** Begin GIVEN DATA **

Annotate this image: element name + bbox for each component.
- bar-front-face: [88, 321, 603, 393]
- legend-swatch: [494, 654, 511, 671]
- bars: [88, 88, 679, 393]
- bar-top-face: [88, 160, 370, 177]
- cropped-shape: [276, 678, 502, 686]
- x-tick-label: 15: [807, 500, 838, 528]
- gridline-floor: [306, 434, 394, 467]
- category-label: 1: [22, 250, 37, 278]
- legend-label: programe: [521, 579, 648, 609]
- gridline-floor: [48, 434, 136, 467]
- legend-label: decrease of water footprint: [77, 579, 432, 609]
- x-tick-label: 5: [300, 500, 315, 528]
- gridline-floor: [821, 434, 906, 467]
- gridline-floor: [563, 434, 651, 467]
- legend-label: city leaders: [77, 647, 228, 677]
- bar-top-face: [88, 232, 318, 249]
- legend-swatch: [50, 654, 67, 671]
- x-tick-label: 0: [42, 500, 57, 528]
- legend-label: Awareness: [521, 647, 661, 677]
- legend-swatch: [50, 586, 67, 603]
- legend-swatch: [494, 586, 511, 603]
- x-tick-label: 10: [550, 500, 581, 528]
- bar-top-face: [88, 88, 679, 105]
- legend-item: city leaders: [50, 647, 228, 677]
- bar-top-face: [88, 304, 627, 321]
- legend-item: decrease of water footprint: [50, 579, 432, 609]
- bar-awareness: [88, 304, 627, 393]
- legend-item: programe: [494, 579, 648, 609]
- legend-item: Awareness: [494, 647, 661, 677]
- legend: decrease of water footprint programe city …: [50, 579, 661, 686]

** End GIVEN DATA **

▶ TASK DETAILS
Output everything from the start of the lines down to the line containing "- cropped-shape: [276, 678, 502, 686]", inclusive, as a Markdown table with columns Row and Line, one row per line, skipping blank lines.

▶ EXERCISE SOLUTION
| Row | Line |
|---|---|
| 1 | Annotate this image: element name + bbox for each component. |
| 2 | - bar-front-face: [88, 321, 603, 393] |
| 3 | - legend-swatch: [494, 654, 511, 671] |
| 4 | - bars: [88, 88, 679, 393] |
| 5 | - bar-top-face: [88, 160, 370, 177] |
| 6 | - cropped-shape: [276, 678, 502, 686] |